───── Record extracts

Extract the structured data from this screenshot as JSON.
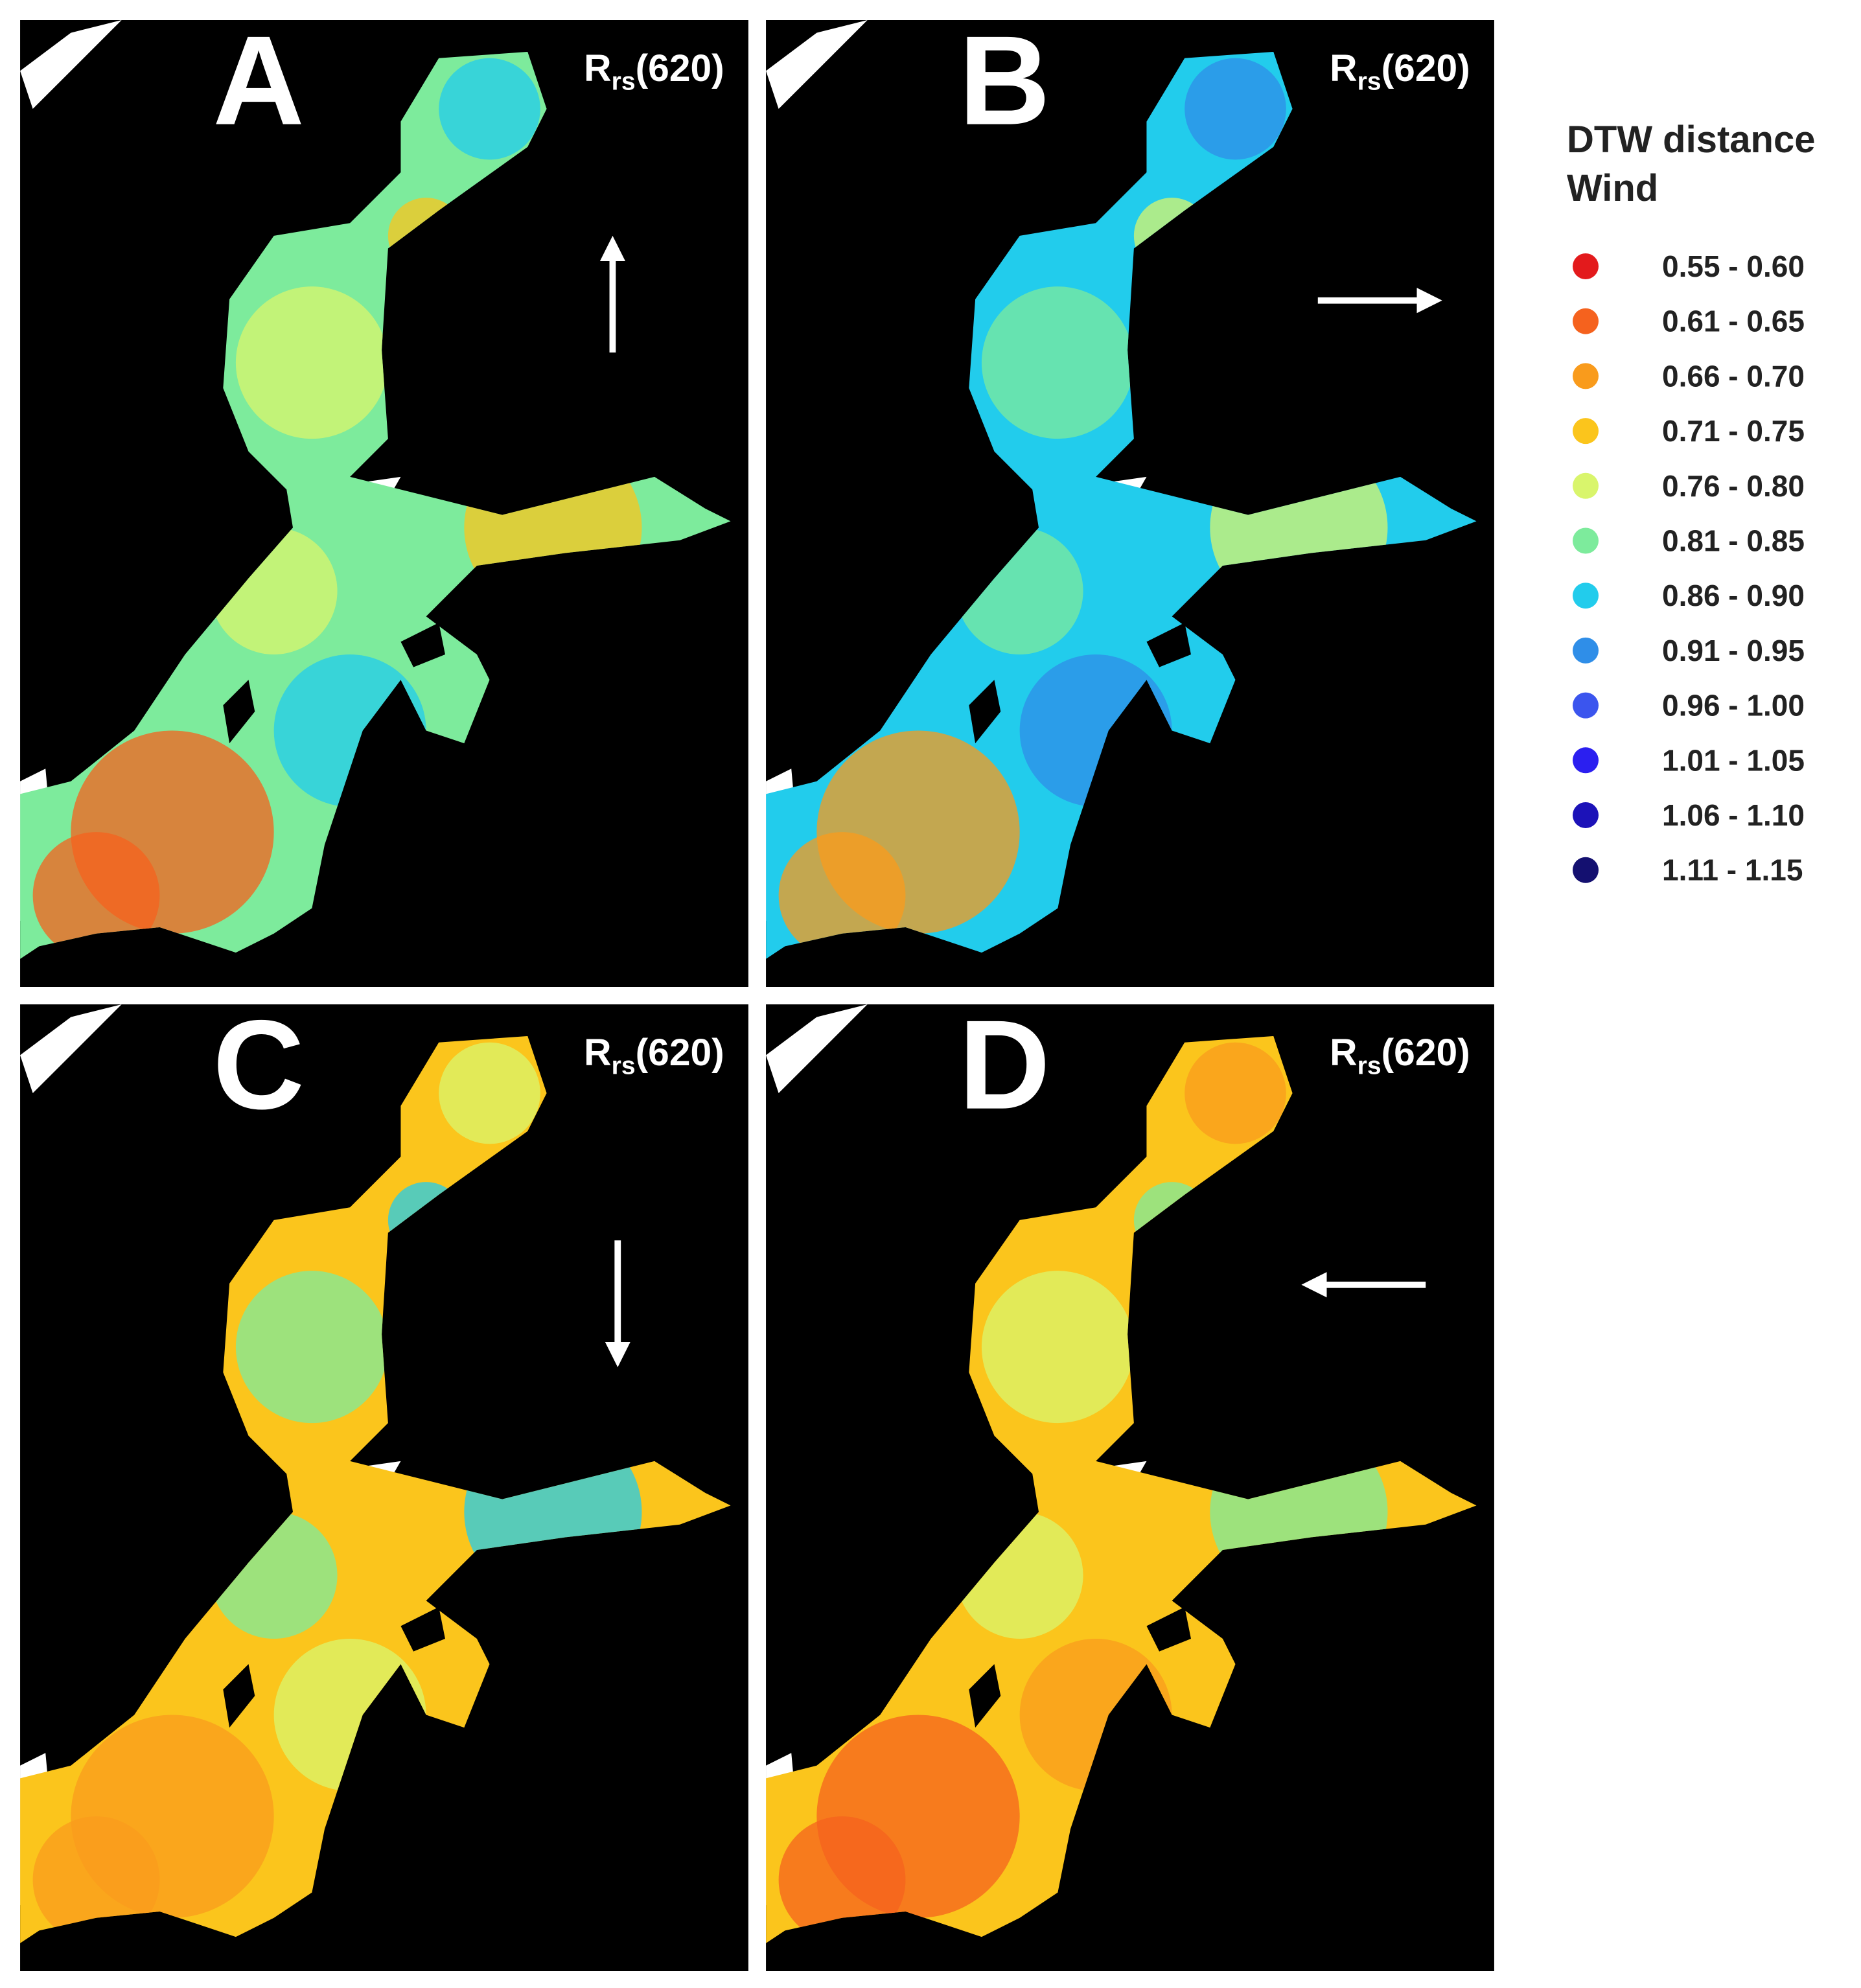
{
  "panels": [
    {
      "label": "A",
      "title": {
        "main": "R",
        "sub": "rs",
        "tail": "(620)"
      },
      "wind": "up"
    },
    {
      "label": "B",
      "title": {
        "main": "R",
        "sub": "rs",
        "tail": "(620)"
      },
      "wind": "right"
    },
    {
      "label": "C",
      "title": {
        "main": "R",
        "sub": "rs",
        "tail": "(620)"
      },
      "wind": "down"
    },
    {
      "label": "D",
      "title": {
        "main": "R",
        "sub": "rs",
        "tail": "(620)"
      },
      "wind": "left"
    }
  ],
  "legend": {
    "title": [
      "DTW distance",
      "Wind"
    ],
    "items": [
      {
        "label": "0.55 - 0.60",
        "color": "#e31a1c"
      },
      {
        "label": "0.61 - 0.65",
        "color": "#f5621e"
      },
      {
        "label": "0.66 - 0.70",
        "color": "#f99b1c"
      },
      {
        "label": "0.71 - 0.75",
        "color": "#fbc51c"
      },
      {
        "label": "0.76 - 0.80",
        "color": "#d9f56c"
      },
      {
        "label": "0.81 - 0.85",
        "color": "#7deb9c"
      },
      {
        "label": "0.86 - 0.90",
        "color": "#22ccec"
      },
      {
        "label": "0.91 - 0.95",
        "color": "#2f8ee8"
      },
      {
        "label": "0.96 - 1.00",
        "color": "#3b55ee"
      },
      {
        "label": "1.01 - 1.05",
        "color": "#2b1ff0"
      },
      {
        "label": "1.06 - 1.10",
        "color": "#1c12b8"
      },
      {
        "label": "1.11 - 1.15",
        "color": "#141070"
      }
    ]
  }
}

──────────

Your instructions: Repeat the listing in full and exactly. Do not include any images.

Task solution:
Extract the structured data from this screenshot as JSON.
{
  "panels": [
    {
      "label": "A",
      "title": {
        "main": "R",
        "sub": "rs",
        "tail": "(620)"
      },
      "wind": "up"
    },
    {
      "label": "B",
      "title": {
        "main": "R",
        "sub": "rs",
        "tail": "(620)"
      },
      "wind": "right"
    },
    {
      "label": "C",
      "title": {
        "main": "R",
        "sub": "rs",
        "tail": "(620)"
      },
      "wind": "down"
    },
    {
      "label": "D",
      "title": {
        "main": "R",
        "sub": "rs",
        "tail": "(620)"
      },
      "wind": "left"
    }
  ],
  "legend": {
    "title": [
      "DTW distance",
      "Wind"
    ],
    "items": [
      {
        "label": "0.55 - 0.60",
        "color": "#e31a1c"
      },
      {
        "label": "0.61 - 0.65",
        "color": "#f5621e"
      },
      {
        "label": "0.66 - 0.70",
        "color": "#f99b1c"
      },
      {
        "label": "0.71 - 0.75",
        "color": "#fbc51c"
      },
      {
        "label": "0.76 - 0.80",
        "color": "#d9f56c"
      },
      {
        "label": "0.81 - 0.85",
        "color": "#7deb9c"
      },
      {
        "label": "0.86 - 0.90",
        "color": "#22ccec"
      },
      {
        "label": "0.91 - 0.95",
        "color": "#2f8ee8"
      },
      {
        "label": "0.96 - 1.00",
        "color": "#3b55ee"
      },
      {
        "label": "1.01 - 1.05",
        "color": "#2b1ff0"
      },
      {
        "label": "1.06 - 1.10",
        "color": "#1c12b8"
      },
      {
        "label": "1.11 - 1.15",
        "color": "#141070"
      }
    ]
  }
}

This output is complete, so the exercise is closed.